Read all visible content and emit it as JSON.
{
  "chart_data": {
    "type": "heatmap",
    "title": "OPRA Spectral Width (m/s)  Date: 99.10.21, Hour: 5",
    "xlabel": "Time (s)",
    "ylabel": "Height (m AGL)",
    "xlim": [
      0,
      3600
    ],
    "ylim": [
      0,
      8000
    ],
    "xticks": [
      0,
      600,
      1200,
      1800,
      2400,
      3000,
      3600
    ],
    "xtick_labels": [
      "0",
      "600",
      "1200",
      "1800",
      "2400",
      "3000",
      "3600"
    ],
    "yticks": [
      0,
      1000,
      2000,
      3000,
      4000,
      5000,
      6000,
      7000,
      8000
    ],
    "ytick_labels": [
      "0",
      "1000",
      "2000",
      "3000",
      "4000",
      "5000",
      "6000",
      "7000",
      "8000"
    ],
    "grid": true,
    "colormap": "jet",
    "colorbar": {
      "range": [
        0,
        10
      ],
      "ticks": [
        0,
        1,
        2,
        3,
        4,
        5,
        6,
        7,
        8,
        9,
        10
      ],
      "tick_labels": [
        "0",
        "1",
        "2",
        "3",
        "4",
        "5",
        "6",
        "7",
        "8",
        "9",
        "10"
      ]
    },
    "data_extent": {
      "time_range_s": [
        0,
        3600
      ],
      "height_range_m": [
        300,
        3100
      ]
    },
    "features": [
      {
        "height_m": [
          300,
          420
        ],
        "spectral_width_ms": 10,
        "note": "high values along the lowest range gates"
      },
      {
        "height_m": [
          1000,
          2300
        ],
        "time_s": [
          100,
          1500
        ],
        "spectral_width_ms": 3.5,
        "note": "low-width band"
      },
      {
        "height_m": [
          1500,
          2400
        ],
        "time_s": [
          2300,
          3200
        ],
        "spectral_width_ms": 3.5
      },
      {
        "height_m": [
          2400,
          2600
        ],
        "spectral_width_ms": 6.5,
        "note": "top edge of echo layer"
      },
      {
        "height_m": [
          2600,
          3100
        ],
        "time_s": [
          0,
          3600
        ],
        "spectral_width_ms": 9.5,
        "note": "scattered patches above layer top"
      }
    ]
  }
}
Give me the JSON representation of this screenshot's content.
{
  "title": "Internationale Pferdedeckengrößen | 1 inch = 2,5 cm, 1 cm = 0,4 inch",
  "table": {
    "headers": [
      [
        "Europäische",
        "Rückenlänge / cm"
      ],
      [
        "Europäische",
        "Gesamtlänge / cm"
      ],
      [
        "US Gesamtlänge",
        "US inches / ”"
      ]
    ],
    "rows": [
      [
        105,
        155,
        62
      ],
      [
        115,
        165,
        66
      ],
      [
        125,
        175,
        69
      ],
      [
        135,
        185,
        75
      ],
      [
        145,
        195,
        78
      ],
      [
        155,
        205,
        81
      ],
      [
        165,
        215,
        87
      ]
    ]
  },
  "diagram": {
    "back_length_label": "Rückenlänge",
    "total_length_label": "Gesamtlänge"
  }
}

*****

Work instructions |
Reproduce the listing above verbatim, from first line to last.

Task result |
Read all visible content and emit it as JSON.
{
  "chart_data": {
    "type": "heatmap",
    "title": "OPRA Spectral Width (m/s)  Date: 99.10.21, Hour: 5",
    "xlabel": "Time (s)",
    "ylabel": "Height (m AGL)",
    "xlim": [
      0,
      3600
    ],
    "ylim": [
      0,
      8000
    ],
    "xticks": [
      0,
      600,
      1200,
      1800,
      2400,
      3000,
      3600
    ],
    "xtick_labels": [
      "0",
      "600",
      "1200",
      "1800",
      "2400",
      "3000",
      "3600"
    ],
    "yticks": [
      0,
      1000,
      2000,
      3000,
      4000,
      5000,
      6000,
      7000,
      8000
    ],
    "ytick_labels": [
      "0",
      "1000",
      "2000",
      "3000",
      "4000",
      "5000",
      "6000",
      "7000",
      "8000"
    ],
    "grid": true,
    "colormap": "jet",
    "colorbar": {
      "range": [
        0,
        10
      ],
      "ticks": [
        0,
        1,
        2,
        3,
        4,
        5,
        6,
        7,
        8,
        9,
        10
      ],
      "tick_labels": [
        "0",
        "1",
        "2",
        "3",
        "4",
        "5",
        "6",
        "7",
        "8",
        "9",
        "10"
      ]
    },
    "data_extent": {
      "time_range_s": [
        0,
        3600
      ],
      "height_range_m": [
        300,
        3100
      ]
    },
    "features": [
      {
        "height_m": [
          300,
          420
        ],
        "spectral_width_ms": 10,
        "note": "high values along the lowest range gates"
      },
      {
        "height_m": [
          1000,
          2300
        ],
        "time_s": [
          100,
          1500
        ],
        "spectral_width_ms": 3.5,
        "note": "low-width band"
      },
      {
        "height_m": [
          1500,
          2400
        ],
        "time_s": [
          2300,
          3200
        ],
        "spectral_width_ms": 3.5
      },
      {
        "height_m": [
          2400,
          2600
        ],
        "spectral_width_ms": 6.5,
        "note": "top edge of echo layer"
      },
      {
        "height_m": [
          2600,
          3100
        ],
        "time_s": [
          0,
          3600
        ],
        "spectral_width_ms": 9.5,
        "note": "scattered patches above layer top"
      }
    ]
  }
}
Give me the JSON representation of this screenshot's content.
{
  "title": "Internationale Pferdedeckengrößen | 1 inch = 2,5 cm, 1 cm = 0,4 inch",
  "table": {
    "headers": [
      [
        "Europäische",
        "Rückenlänge / cm"
      ],
      [
        "Europäische",
        "Gesamtlänge / cm"
      ],
      [
        "US Gesamtlänge",
        "US inches / ”"
      ]
    ],
    "rows": [
      [
        105,
        155,
        62
      ],
      [
        115,
        165,
        66
      ],
      [
        125,
        175,
        69
      ],
      [
        135,
        185,
        75
      ],
      [
        145,
        195,
        78
      ],
      [
        155,
        205,
        81
      ],
      [
        165,
        215,
        87
      ]
    ]
  },
  "diagram": {
    "back_length_label": "Rückenlänge",
    "total_length_label": "Gesamtlänge"
  }
}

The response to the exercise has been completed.